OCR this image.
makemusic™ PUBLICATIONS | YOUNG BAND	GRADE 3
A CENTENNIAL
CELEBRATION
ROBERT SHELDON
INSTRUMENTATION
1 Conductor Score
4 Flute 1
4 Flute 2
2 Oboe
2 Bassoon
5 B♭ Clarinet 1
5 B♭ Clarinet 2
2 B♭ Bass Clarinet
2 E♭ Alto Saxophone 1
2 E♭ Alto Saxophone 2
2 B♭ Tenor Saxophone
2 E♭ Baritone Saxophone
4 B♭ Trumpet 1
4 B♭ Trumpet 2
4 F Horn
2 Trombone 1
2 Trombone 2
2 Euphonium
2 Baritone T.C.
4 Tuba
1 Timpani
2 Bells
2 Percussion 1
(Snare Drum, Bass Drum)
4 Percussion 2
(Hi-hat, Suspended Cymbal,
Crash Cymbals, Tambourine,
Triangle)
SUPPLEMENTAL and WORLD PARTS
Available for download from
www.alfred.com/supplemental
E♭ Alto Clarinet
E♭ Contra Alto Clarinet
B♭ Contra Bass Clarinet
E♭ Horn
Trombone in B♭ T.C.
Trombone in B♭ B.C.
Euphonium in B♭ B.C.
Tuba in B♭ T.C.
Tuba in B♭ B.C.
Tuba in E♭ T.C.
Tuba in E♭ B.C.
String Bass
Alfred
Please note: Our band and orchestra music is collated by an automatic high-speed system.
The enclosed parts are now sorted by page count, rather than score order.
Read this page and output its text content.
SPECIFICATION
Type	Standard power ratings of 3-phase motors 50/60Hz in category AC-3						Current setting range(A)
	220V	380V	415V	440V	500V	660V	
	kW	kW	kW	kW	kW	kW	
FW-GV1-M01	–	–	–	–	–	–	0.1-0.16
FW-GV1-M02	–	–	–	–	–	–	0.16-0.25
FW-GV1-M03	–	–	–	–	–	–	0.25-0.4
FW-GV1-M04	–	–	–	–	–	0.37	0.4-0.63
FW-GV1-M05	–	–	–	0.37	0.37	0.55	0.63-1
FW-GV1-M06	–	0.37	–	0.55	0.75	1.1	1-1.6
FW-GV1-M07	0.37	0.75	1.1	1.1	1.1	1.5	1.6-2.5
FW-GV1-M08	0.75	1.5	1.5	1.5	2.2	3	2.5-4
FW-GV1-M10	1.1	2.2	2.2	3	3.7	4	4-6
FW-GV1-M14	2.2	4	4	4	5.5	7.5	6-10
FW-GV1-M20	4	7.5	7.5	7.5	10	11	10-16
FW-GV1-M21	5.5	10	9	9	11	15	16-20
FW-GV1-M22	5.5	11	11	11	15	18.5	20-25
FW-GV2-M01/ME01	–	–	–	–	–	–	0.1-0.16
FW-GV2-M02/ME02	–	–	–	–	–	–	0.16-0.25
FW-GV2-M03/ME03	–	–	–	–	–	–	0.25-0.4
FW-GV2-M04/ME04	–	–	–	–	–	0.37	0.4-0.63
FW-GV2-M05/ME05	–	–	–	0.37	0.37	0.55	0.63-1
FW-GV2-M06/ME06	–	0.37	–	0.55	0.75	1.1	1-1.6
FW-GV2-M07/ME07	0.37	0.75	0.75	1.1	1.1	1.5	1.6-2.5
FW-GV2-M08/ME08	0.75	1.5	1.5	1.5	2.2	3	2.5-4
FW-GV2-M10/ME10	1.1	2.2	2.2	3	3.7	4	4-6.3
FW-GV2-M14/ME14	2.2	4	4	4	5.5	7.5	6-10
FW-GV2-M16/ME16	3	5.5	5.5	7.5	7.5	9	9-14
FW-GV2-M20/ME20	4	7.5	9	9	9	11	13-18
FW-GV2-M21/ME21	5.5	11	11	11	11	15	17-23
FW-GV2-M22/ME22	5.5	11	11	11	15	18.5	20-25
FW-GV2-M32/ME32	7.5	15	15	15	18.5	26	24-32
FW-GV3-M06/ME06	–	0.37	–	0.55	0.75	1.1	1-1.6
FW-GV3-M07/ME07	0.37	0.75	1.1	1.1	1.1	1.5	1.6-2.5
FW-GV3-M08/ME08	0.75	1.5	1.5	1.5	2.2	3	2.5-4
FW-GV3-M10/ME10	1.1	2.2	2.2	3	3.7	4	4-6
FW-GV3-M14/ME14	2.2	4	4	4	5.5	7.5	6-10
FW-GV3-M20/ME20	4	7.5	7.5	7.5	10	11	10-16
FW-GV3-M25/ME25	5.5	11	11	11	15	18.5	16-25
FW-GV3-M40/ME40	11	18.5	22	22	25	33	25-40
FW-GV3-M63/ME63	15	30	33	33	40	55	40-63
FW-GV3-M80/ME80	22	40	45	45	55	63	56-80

——————————

--- WRITTEN REQUEST ---
Retype the material in full, character for character.

--- TASK ANSWER ---
OCR this image.
makemusic™ PUBLICATIONS | YOUNG BAND	GRADE 3
A CENTENNIAL
CELEBRATION
ROBERT SHELDON
INSTRUMENTATION
1 Conductor Score
4 Flute 1
4 Flute 2
2 Oboe
2 Bassoon
5 B♭ Clarinet 1
5 B♭ Clarinet 2
2 B♭ Bass Clarinet
2 E♭ Alto Saxophone 1
2 E♭ Alto Saxophone 2
2 B♭ Tenor Saxophone
2 E♭ Baritone Saxophone
4 B♭ Trumpet 1
4 B♭ Trumpet 2
4 F Horn
2 Trombone 1
2 Trombone 2
2 Euphonium
2 Baritone T.C.
4 Tuba
1 Timpani
2 Bells
2 Percussion 1
(Snare Drum, Bass Drum)
4 Percussion 2
(Hi-hat, Suspended Cymbal,
Crash Cymbals, Tambourine,
Triangle)
SUPPLEMENTAL and WORLD PARTS
Available for download from
www.alfred.com/supplemental
E♭ Alto Clarinet
E♭ Contra Alto Clarinet
B♭ Contra Bass Clarinet
E♭ Horn
Trombone in B♭ T.C.
Trombone in B♭ B.C.
Euphonium in B♭ B.C.
Tuba in B♭ T.C.
Tuba in B♭ B.C.
Tuba in E♭ T.C.
Tuba in E♭ B.C.
String Bass
Alfred
Please note: Our band and orchestra music is collated by an automatic high-speed system.
The enclosed parts are now sorted by page count, rather than score order.
Read this page and output its text content.
SPECIFICATION
Type	Standard power ratings of 3-phase motors 50/60Hz in category AC-3						Current setting range(A)
	220V	380V	415V	440V	500V	660V	
	kW	kW	kW	kW	kW	kW	
FW-GV1-M01	–	–	–	–	–	–	0.1-0.16
FW-GV1-M02	–	–	–	–	–	–	0.16-0.25
FW-GV1-M03	–	–	–	–	–	–	0.25-0.4
FW-GV1-M04	–	–	–	–	–	0.37	0.4-0.63
FW-GV1-M05	–	–	–	0.37	0.37	0.55	0.63-1
FW-GV1-M06	–	0.37	–	0.55	0.75	1.1	1-1.6
FW-GV1-M07	0.37	0.75	1.1	1.1	1.1	1.5	1.6-2.5
FW-GV1-M08	0.75	1.5	1.5	1.5	2.2	3	2.5-4
FW-GV1-M10	1.1	2.2	2.2	3	3.7	4	4-6
FW-GV1-M14	2.2	4	4	4	5.5	7.5	6-10
FW-GV1-M20	4	7.5	7.5	7.5	10	11	10-16
FW-GV1-M21	5.5	10	9	9	11	15	16-20
FW-GV1-M22	5.5	11	11	11	15	18.5	20-25
FW-GV2-M01/ME01	–	–	–	–	–	–	0.1-0.16
FW-GV2-M02/ME02	–	–	–	–	–	–	0.16-0.25
FW-GV2-M03/ME03	–	–	–	–	–	–	0.25-0.4
FW-GV2-M04/ME04	–	–	–	–	–	0.37	0.4-0.63
FW-GV2-M05/ME05	–	–	–	0.37	0.37	0.55	0.63-1
FW-GV2-M06/ME06	–	0.37	–	0.55	0.75	1.1	1-1.6
FW-GV2-M07/ME07	0.37	0.75	0.75	1.1	1.1	1.5	1.6-2.5
FW-GV2-M08/ME08	0.75	1.5	1.5	1.5	2.2	3	2.5-4
FW-GV2-M10/ME10	1.1	2.2	2.2	3	3.7	4	4-6.3
FW-GV2-M14/ME14	2.2	4	4	4	5.5	7.5	6-10
FW-GV2-M16/ME16	3	5.5	5.5	7.5	7.5	9	9-14
FW-GV2-M20/ME20	4	7.5	9	9	9	11	13-18
FW-GV2-M21/ME21	5.5	11	11	11	11	15	17-23
FW-GV2-M22/ME22	5.5	11	11	11	15	18.5	20-25
FW-GV2-M32/ME32	7.5	15	15	15	18.5	26	24-32
FW-GV3-M06/ME06	–	0.37	–	0.55	0.75	1.1	1-1.6
FW-GV3-M07/ME07	0.37	0.75	1.1	1.1	1.1	1.5	1.6-2.5
FW-GV3-M08/ME08	0.75	1.5	1.5	1.5	2.2	3	2.5-4
FW-GV3-M10/ME10	1.1	2.2	2.2	3	3.7	4	4-6
FW-GV3-M14/ME14	2.2	4	4	4	5.5	7.5	6-10
FW-GV3-M20/ME20	4	7.5	7.5	7.5	10	11	10-16
FW-GV3-M25/ME25	5.5	11	11	11	15	18.5	16-25
FW-GV3-M40/ME40	11	18.5	22	22	25	33	25-40
FW-GV3-M63/ME63	15	30	33	33	40	55	40-63
FW-GV3-M80/ME80	22	40	45	45	55	63	56-80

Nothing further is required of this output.